» Written problem
Filter for the word "minimize" and keep each matching line.

-- Records shown start --

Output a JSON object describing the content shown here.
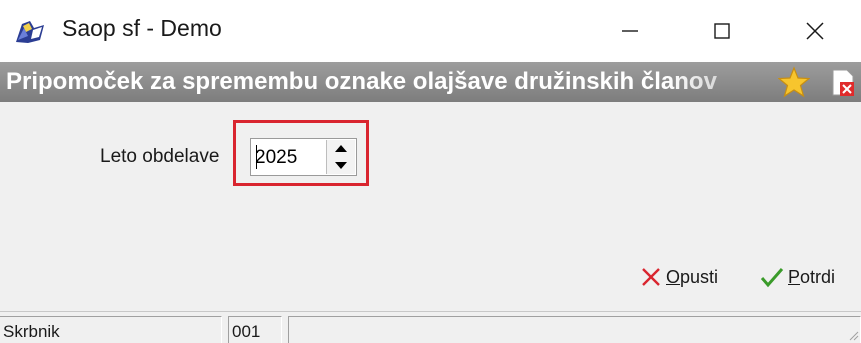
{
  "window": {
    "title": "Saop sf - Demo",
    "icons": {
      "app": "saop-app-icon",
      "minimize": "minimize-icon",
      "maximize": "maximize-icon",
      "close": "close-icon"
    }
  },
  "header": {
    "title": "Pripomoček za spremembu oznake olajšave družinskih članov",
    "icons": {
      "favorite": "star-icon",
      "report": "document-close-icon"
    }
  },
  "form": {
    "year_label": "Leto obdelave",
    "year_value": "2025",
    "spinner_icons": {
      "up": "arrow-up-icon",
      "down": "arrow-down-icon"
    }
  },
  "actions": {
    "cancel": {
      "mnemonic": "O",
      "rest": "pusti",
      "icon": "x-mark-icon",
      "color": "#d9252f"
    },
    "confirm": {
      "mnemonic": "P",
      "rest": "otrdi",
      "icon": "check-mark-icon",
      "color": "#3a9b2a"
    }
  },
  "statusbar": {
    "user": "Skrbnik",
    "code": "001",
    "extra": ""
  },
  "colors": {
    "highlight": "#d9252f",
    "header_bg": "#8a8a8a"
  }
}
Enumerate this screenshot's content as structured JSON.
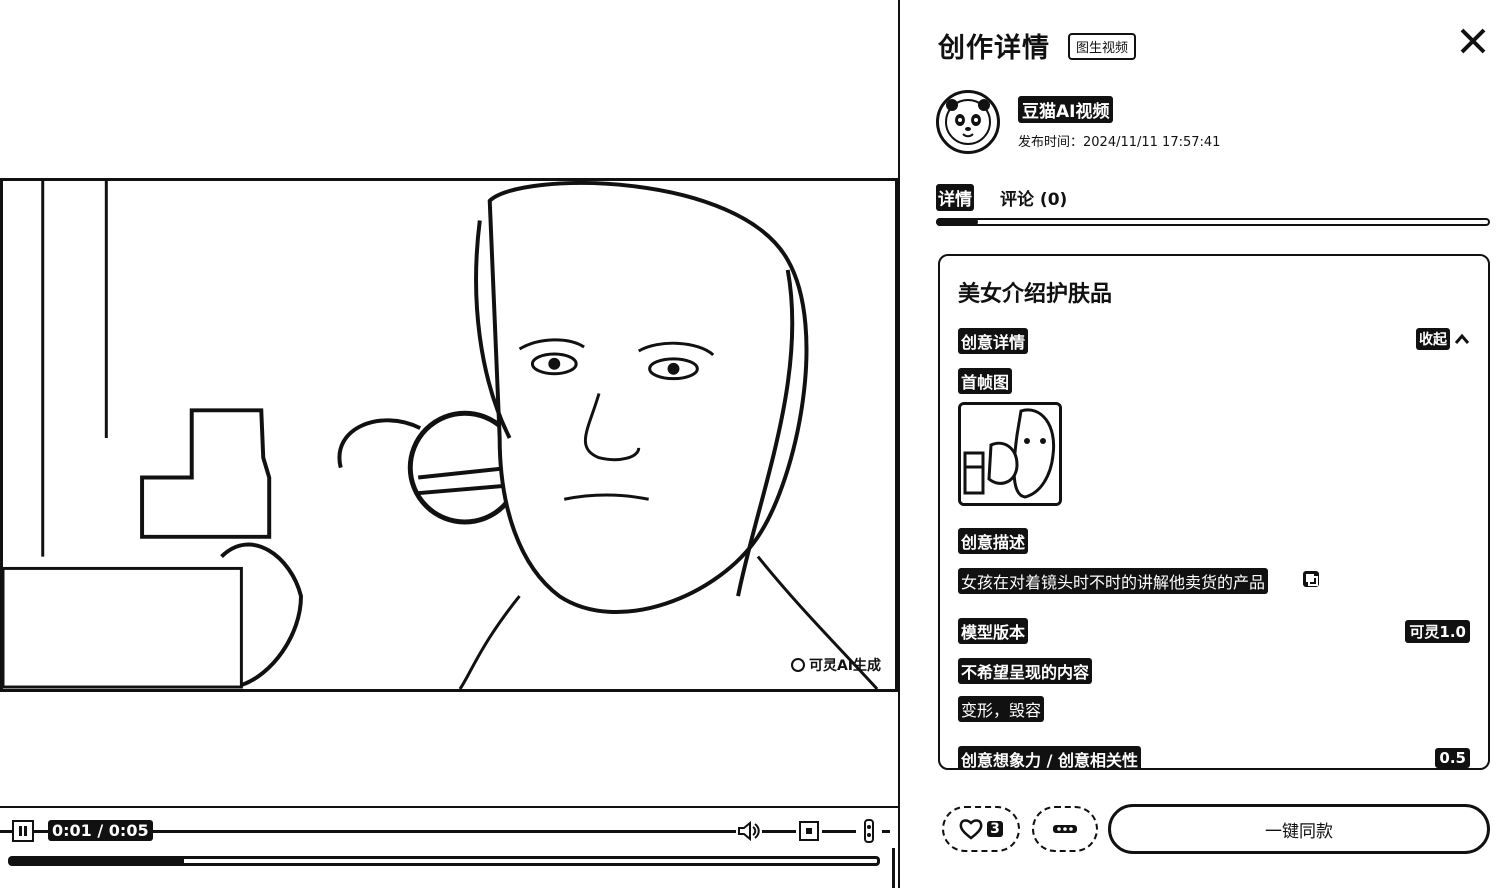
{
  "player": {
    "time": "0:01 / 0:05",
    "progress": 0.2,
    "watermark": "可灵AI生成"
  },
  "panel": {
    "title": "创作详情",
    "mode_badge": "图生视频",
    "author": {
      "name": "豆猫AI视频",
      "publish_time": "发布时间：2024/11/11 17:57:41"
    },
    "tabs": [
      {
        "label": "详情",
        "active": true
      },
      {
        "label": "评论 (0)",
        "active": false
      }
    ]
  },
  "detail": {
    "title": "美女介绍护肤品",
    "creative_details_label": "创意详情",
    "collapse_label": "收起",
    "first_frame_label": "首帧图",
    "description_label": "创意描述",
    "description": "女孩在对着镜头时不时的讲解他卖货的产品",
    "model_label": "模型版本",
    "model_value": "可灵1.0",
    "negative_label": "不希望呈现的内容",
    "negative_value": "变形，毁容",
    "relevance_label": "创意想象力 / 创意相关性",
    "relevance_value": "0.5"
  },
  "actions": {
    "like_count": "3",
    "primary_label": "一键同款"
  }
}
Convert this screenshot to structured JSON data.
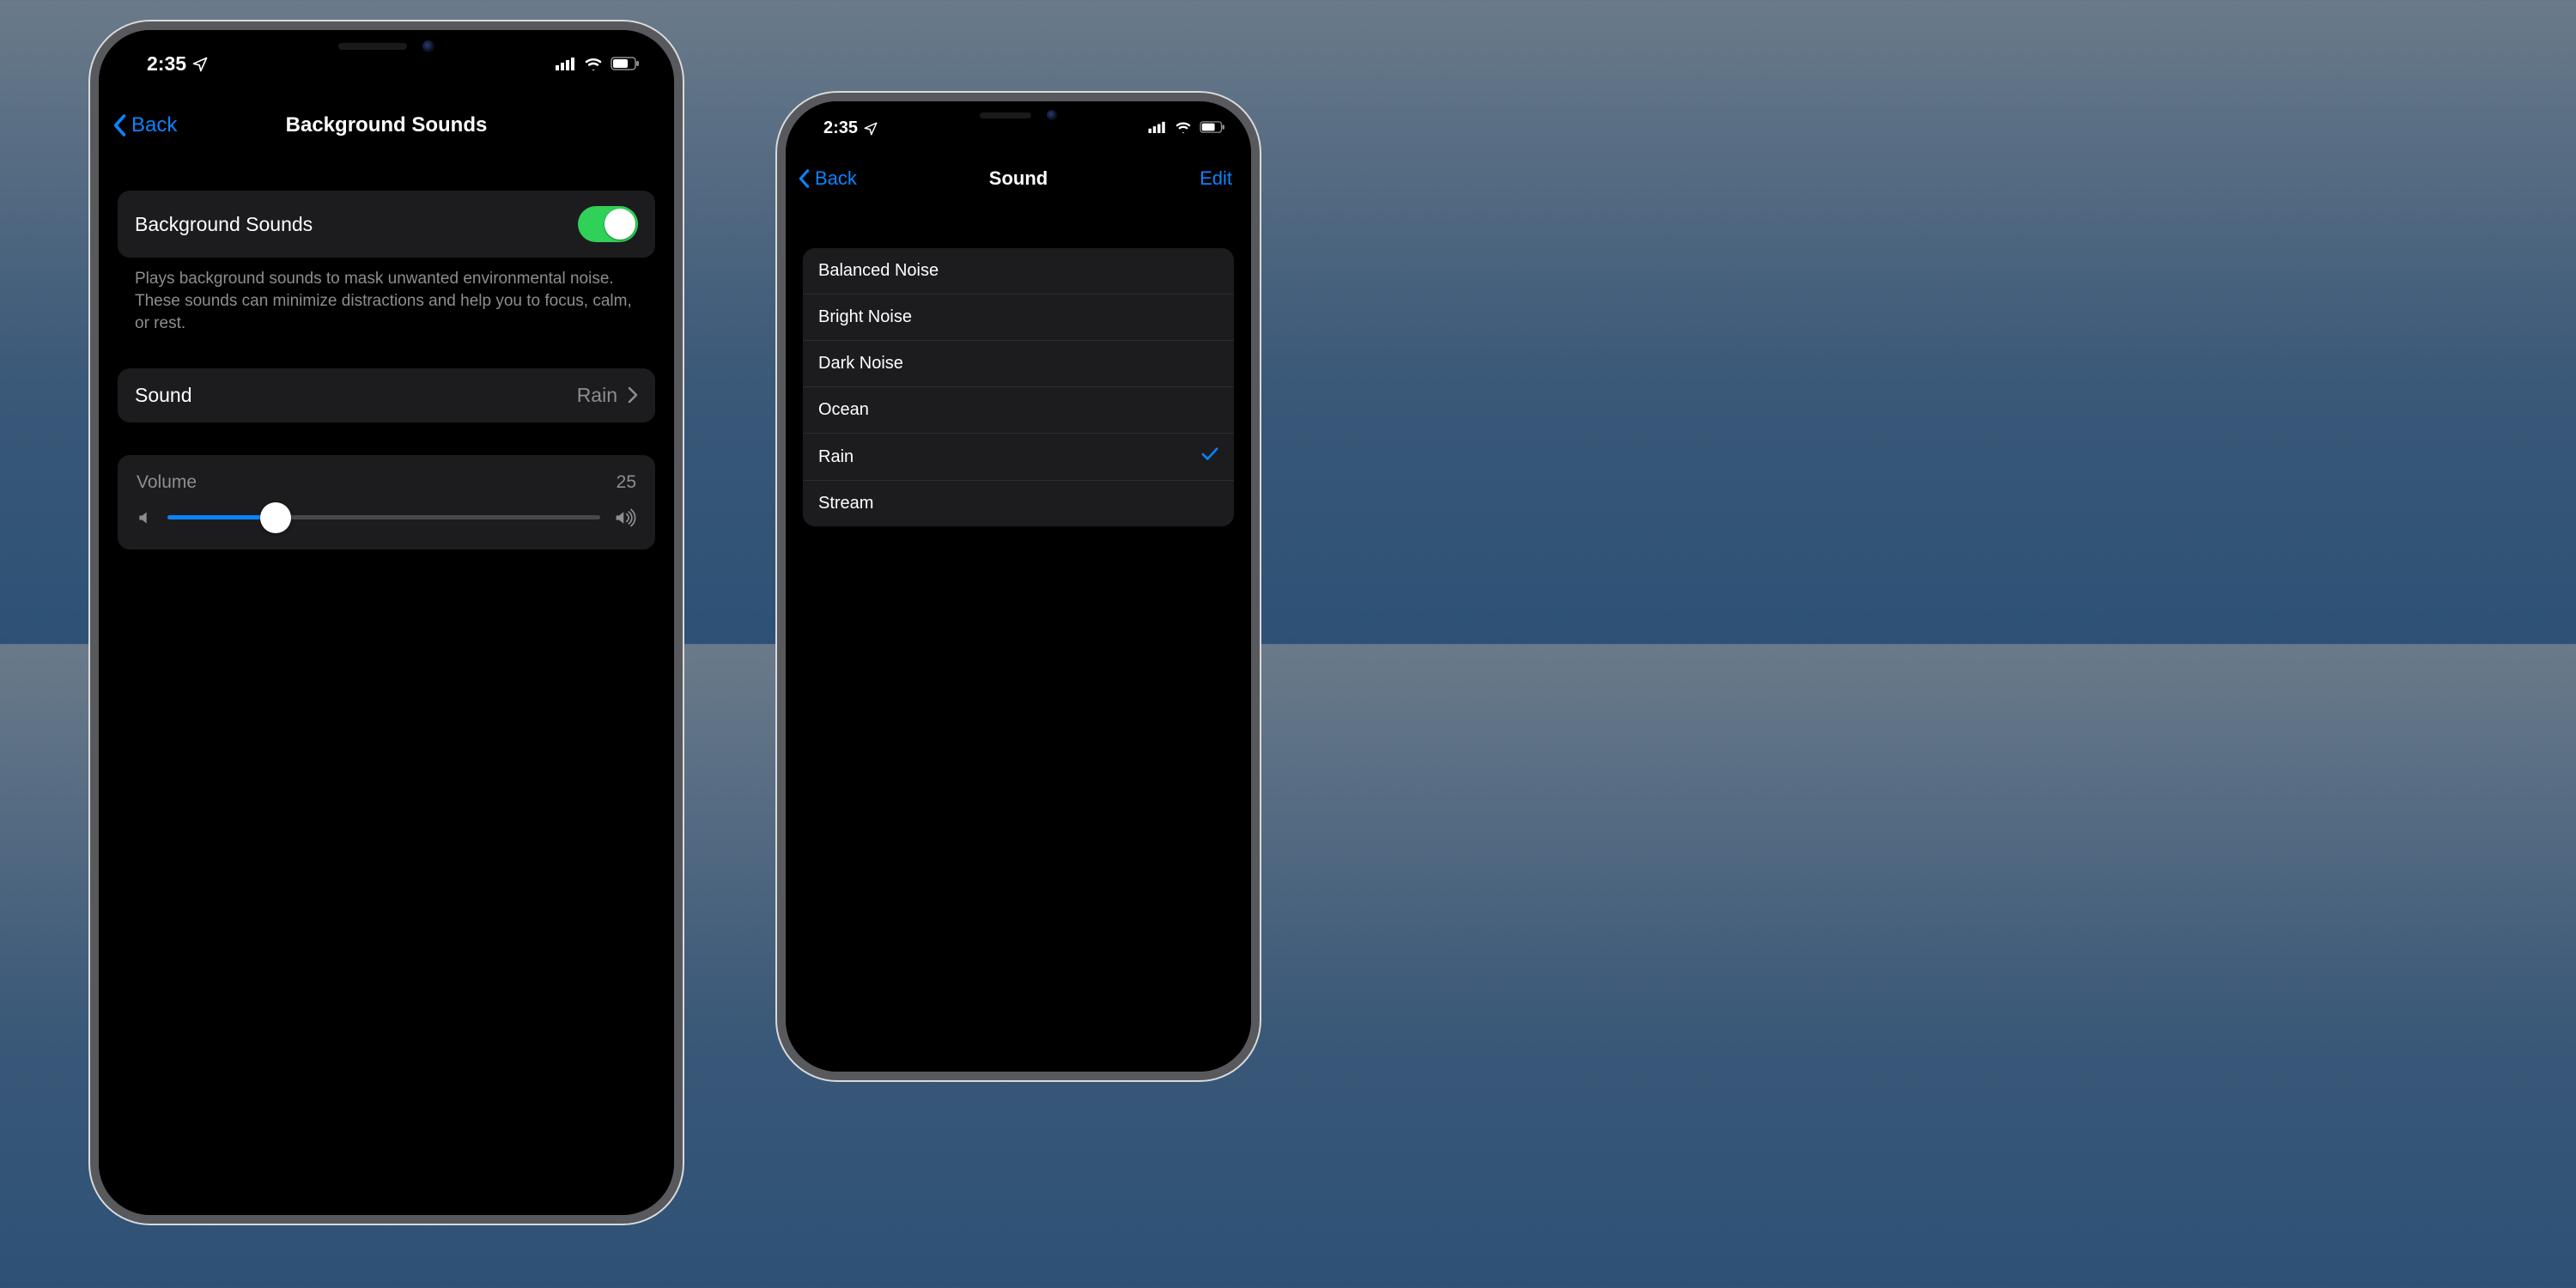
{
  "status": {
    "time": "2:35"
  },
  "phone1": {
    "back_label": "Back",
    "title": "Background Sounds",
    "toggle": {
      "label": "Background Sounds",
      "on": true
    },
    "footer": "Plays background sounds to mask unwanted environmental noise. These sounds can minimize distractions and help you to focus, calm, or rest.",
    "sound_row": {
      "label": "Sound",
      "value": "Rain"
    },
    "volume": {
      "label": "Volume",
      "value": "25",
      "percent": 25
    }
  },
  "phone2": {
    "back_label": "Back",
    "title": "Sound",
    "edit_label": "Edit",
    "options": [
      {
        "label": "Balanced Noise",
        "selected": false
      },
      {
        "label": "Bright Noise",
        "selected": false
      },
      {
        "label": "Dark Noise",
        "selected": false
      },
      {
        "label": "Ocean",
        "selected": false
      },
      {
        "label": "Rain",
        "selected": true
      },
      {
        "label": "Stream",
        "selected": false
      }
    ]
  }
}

-- Records shown end --

» Reply to the task
      "minimize": "minimize-icon",
    "footer": "Plays background sounds to mask unwanted environmental noise. These sounds can minimize distractions and help you to focus, calm, or rest.",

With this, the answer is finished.